State how many lines of the entries below hold the word "generate"; reply with nothing but the number.

[begin Dataset rows]

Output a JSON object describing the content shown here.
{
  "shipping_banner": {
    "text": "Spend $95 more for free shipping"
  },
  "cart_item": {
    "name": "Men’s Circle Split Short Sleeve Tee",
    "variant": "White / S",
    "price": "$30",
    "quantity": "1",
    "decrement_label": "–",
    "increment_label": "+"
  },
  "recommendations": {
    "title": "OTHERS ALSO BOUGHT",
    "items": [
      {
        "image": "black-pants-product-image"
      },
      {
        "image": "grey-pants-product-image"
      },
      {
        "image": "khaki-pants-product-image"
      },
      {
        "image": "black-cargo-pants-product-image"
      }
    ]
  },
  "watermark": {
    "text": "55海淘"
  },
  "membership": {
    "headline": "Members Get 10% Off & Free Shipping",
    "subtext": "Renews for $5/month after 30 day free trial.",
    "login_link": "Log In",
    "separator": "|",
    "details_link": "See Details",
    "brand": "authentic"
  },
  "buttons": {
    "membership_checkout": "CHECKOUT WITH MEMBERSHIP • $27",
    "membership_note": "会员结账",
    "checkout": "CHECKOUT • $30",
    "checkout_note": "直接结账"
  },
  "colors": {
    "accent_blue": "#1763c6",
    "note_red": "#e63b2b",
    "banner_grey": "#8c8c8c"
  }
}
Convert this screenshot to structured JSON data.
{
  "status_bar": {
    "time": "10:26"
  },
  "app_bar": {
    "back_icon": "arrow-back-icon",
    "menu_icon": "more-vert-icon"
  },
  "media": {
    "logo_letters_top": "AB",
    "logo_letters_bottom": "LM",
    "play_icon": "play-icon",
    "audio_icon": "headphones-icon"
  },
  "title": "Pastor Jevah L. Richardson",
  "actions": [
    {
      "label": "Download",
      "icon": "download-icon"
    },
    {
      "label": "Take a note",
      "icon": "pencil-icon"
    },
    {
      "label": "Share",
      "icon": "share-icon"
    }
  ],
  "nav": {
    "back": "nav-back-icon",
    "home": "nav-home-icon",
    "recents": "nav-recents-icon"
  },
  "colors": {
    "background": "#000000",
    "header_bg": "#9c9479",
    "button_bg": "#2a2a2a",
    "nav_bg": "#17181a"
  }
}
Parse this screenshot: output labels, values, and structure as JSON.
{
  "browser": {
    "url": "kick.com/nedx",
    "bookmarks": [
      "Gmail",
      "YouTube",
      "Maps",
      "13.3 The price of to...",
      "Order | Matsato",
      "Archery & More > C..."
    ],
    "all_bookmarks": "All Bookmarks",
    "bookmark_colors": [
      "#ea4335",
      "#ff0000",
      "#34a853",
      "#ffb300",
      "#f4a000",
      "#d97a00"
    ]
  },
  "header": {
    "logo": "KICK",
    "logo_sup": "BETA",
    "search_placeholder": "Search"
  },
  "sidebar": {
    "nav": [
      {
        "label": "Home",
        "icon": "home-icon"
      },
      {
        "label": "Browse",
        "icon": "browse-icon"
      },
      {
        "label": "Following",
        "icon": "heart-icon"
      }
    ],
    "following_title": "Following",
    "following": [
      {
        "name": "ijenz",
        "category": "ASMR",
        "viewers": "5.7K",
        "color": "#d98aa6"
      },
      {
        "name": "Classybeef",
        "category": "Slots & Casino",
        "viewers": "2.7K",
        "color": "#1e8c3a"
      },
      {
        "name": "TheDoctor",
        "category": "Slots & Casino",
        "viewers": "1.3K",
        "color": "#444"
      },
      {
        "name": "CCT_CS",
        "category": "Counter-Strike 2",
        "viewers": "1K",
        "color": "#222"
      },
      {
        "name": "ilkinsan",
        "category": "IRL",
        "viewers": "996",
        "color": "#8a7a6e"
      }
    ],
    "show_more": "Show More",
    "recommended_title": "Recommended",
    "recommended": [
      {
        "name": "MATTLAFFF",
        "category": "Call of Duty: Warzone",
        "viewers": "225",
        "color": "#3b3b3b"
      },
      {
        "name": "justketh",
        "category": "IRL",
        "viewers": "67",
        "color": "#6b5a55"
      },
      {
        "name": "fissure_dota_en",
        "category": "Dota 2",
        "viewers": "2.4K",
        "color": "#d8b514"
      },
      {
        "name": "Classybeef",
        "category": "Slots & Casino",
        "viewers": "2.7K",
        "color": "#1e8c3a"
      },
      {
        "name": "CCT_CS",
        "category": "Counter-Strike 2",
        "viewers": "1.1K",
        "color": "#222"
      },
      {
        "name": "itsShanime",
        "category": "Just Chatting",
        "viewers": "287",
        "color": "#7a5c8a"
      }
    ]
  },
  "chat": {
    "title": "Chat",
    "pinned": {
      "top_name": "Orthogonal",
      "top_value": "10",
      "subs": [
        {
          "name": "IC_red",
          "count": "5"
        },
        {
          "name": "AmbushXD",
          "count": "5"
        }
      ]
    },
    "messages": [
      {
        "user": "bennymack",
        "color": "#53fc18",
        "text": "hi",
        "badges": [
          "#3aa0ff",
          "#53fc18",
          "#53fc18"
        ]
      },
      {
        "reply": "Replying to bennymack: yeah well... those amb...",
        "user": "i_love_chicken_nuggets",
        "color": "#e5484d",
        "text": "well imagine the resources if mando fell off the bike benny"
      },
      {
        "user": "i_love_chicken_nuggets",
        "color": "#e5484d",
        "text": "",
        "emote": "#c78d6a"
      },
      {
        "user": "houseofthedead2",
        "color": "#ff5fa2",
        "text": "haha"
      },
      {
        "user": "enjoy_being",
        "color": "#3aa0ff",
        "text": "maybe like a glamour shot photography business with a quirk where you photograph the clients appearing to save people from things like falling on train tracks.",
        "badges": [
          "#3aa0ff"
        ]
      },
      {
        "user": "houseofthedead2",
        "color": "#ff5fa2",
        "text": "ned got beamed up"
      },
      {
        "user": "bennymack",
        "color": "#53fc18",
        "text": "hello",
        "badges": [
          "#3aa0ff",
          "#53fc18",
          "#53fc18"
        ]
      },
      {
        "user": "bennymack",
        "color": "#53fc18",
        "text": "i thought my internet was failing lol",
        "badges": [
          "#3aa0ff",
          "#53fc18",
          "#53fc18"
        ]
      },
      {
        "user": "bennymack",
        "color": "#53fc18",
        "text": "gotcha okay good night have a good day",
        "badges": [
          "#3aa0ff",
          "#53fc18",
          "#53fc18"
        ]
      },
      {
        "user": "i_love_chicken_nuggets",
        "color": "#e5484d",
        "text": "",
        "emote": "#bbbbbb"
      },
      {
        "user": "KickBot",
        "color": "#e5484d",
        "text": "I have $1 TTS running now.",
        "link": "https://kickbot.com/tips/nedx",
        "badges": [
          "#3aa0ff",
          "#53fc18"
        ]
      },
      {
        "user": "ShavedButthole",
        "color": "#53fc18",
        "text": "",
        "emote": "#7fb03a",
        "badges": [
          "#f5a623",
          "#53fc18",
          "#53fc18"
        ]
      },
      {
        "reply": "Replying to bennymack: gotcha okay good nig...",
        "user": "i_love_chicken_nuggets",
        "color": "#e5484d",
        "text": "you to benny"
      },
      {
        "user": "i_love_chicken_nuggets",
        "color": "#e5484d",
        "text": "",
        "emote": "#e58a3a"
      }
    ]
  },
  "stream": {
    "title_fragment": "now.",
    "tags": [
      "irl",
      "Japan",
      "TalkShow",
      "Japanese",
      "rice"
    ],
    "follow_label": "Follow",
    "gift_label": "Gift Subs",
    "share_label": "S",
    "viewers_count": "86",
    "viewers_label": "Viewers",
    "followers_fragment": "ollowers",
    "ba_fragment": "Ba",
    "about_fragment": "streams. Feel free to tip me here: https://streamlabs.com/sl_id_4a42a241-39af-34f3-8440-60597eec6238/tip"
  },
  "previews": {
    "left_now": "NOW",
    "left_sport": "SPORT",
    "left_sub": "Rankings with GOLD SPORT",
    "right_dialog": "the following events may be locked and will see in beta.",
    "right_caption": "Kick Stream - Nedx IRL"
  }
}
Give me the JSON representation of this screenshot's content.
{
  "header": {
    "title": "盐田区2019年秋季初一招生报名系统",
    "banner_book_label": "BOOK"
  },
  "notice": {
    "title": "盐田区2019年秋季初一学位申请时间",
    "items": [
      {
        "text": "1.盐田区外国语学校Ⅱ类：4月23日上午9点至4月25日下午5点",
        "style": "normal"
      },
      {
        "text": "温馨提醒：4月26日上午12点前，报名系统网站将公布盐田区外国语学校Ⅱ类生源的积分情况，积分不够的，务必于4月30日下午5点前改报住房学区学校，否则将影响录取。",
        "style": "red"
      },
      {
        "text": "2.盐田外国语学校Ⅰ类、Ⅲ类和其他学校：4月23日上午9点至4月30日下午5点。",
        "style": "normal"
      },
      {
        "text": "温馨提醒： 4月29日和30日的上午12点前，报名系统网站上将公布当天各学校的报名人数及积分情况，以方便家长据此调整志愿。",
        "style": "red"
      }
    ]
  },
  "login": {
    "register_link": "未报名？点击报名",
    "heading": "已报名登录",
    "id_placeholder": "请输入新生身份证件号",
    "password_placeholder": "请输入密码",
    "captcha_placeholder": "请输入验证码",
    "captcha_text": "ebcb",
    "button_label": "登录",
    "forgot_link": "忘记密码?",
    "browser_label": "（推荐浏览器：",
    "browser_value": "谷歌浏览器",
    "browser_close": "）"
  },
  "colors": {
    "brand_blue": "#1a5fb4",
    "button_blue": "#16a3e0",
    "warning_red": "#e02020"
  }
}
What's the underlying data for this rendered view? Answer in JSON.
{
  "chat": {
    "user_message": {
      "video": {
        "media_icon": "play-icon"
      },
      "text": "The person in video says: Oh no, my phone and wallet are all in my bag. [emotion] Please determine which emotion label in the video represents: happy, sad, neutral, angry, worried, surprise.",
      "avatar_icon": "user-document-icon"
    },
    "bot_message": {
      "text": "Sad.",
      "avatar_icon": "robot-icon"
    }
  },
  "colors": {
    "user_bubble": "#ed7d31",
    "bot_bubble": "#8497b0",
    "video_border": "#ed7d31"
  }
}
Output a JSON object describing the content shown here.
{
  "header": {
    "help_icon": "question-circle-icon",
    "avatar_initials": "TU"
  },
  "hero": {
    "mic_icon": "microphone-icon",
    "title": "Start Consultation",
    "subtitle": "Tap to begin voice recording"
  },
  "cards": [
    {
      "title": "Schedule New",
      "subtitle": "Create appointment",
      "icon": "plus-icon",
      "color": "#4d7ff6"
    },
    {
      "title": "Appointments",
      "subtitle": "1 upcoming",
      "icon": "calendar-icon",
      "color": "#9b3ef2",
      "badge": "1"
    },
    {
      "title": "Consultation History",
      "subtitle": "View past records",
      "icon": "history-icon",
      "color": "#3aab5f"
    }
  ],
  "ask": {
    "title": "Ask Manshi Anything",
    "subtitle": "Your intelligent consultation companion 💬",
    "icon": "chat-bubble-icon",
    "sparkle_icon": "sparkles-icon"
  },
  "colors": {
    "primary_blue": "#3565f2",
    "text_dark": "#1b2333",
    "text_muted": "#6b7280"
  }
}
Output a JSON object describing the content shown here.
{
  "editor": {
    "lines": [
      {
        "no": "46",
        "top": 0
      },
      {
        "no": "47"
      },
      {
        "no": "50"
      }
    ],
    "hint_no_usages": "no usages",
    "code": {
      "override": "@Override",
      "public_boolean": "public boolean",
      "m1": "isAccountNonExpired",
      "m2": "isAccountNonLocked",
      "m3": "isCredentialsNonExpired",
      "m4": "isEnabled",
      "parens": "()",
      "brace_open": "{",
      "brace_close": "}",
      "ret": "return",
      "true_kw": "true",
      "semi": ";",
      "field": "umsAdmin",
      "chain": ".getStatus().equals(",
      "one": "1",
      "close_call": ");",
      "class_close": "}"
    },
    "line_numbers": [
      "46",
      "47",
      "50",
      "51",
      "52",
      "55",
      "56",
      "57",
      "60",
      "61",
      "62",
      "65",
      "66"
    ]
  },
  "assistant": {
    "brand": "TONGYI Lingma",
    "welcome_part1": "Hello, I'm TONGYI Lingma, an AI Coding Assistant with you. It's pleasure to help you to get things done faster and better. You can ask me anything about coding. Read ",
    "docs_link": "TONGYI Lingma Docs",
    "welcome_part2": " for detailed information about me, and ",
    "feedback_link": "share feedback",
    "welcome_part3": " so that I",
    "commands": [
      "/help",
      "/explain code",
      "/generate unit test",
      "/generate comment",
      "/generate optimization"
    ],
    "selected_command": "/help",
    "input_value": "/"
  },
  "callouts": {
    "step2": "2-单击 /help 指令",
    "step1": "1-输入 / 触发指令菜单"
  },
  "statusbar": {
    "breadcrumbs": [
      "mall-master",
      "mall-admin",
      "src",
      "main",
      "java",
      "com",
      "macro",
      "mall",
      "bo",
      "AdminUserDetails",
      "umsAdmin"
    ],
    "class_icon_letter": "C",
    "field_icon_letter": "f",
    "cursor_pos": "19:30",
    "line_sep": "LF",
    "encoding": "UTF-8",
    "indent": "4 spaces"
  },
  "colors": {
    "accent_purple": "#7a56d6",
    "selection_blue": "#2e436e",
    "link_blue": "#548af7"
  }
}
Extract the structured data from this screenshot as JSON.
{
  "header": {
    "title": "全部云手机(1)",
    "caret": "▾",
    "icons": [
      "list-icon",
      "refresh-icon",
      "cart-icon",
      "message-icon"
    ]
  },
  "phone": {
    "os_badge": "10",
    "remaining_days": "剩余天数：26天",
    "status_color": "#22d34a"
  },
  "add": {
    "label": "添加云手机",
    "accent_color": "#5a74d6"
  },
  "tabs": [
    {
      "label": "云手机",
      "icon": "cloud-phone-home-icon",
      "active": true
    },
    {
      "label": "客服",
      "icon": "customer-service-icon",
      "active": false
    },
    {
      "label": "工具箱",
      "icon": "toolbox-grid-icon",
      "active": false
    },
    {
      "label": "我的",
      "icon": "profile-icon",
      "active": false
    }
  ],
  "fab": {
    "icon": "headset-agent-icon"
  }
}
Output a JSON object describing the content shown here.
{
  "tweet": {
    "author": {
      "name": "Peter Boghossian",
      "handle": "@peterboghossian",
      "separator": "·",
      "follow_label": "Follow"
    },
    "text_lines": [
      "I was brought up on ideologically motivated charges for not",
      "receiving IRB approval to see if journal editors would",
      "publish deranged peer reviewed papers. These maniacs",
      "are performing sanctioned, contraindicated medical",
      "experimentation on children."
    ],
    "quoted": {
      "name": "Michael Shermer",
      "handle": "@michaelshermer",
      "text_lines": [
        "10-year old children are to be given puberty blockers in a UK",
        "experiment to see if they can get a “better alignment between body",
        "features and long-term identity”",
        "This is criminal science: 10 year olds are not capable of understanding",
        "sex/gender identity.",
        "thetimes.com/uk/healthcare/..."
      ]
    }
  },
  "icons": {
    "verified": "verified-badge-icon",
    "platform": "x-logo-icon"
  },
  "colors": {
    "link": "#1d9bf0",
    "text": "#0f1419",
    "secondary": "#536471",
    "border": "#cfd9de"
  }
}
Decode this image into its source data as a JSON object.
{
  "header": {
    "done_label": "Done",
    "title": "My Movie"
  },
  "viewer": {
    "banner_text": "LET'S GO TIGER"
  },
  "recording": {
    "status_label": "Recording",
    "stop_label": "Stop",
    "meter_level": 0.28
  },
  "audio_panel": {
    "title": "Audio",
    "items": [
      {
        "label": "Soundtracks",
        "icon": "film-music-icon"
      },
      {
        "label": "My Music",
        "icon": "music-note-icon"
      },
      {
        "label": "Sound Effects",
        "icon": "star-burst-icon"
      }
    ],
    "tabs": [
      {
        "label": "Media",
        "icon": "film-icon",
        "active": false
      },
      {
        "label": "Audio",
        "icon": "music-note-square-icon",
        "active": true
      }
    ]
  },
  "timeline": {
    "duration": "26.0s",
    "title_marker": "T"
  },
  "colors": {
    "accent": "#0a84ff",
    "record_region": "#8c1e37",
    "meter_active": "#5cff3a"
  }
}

[end Dataset rows]

Reply
3